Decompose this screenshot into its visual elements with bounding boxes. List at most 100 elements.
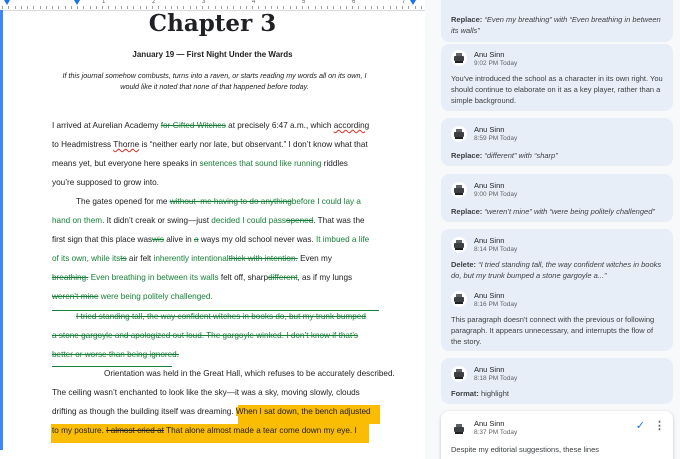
......
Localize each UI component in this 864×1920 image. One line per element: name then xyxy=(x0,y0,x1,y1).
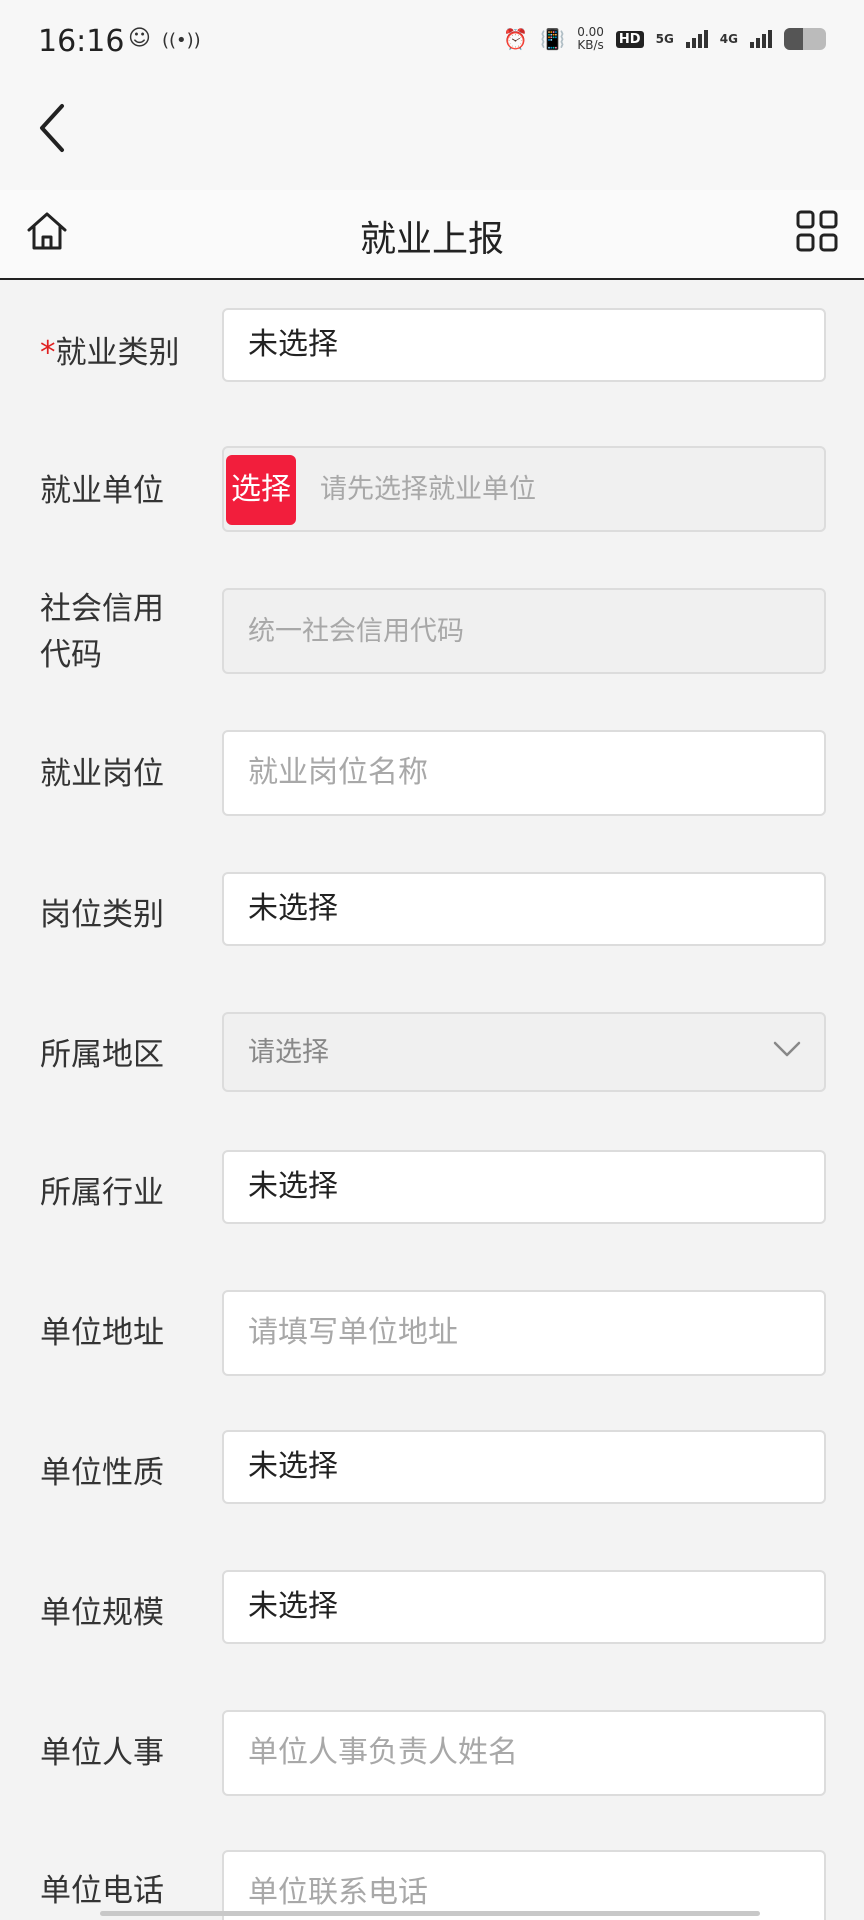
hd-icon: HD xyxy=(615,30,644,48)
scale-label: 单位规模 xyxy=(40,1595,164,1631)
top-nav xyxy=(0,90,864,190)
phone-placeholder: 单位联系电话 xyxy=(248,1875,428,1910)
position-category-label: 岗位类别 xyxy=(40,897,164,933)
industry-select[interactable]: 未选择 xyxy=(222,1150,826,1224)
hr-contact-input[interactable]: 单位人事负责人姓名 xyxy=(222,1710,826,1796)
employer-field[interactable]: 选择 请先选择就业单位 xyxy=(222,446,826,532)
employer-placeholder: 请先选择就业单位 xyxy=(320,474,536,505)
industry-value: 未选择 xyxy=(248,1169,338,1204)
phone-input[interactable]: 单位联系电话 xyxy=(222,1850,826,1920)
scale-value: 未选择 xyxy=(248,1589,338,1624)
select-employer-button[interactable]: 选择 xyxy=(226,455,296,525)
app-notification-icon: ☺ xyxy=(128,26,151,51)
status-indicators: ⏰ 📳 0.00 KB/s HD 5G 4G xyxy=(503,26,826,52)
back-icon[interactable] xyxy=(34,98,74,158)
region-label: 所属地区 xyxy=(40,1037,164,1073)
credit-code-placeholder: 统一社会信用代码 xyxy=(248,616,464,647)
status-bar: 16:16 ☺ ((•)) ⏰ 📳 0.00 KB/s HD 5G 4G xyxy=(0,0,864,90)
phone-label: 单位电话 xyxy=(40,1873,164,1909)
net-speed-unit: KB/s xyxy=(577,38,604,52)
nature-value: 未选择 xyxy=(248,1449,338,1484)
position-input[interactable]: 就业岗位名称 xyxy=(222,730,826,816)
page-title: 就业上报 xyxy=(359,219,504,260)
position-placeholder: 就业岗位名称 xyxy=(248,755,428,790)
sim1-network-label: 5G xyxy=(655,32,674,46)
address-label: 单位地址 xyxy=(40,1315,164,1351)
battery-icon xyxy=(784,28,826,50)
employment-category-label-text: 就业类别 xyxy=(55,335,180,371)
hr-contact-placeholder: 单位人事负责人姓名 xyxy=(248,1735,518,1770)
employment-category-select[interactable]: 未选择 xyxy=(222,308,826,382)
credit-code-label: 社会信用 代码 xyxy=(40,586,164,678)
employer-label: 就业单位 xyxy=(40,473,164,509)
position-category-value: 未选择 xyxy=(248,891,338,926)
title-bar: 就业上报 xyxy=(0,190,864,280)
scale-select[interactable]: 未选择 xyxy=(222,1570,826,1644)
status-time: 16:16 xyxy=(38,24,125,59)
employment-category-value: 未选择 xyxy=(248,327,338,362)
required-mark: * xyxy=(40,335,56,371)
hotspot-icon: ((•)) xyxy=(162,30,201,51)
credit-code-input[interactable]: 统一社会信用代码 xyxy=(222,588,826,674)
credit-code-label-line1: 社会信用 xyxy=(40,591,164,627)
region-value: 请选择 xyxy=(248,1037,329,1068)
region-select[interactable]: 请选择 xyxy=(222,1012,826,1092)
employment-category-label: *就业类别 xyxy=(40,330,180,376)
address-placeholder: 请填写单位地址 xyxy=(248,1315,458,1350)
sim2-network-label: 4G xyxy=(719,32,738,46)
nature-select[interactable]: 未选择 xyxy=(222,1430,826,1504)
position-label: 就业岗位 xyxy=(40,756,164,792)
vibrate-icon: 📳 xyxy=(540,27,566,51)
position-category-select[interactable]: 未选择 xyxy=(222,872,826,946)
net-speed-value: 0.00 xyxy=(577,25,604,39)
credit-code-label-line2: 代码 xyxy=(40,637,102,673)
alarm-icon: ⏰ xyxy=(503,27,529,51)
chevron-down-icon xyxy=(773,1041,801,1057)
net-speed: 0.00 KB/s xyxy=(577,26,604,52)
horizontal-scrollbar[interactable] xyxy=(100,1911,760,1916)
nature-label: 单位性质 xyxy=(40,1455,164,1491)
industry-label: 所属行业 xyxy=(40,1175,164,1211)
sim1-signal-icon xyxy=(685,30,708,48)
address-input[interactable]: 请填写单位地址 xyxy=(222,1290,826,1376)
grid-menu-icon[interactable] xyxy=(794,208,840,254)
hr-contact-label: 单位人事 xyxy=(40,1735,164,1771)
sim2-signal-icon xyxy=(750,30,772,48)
......
*Written problem*
Print the lines above, starting with the line that contains "Localize each UI" and going on through the line that contains "industry-select[interactable]: 未选择 xyxy=(222,1150,826,1224)", both included. Leave the pictures out of your answer.

*Complete answer*
Localize each UI component in this 864×1920 image. One line per element: name then xyxy=(x0,y0,x1,y1).
hd-icon: HD xyxy=(615,30,644,48)
scale-label: 单位规模 xyxy=(40,1595,164,1631)
top-nav xyxy=(0,90,864,190)
phone-placeholder: 单位联系电话 xyxy=(248,1875,428,1910)
position-category-label: 岗位类别 xyxy=(40,897,164,933)
industry-select[interactable]: 未选择 xyxy=(222,1150,826,1224)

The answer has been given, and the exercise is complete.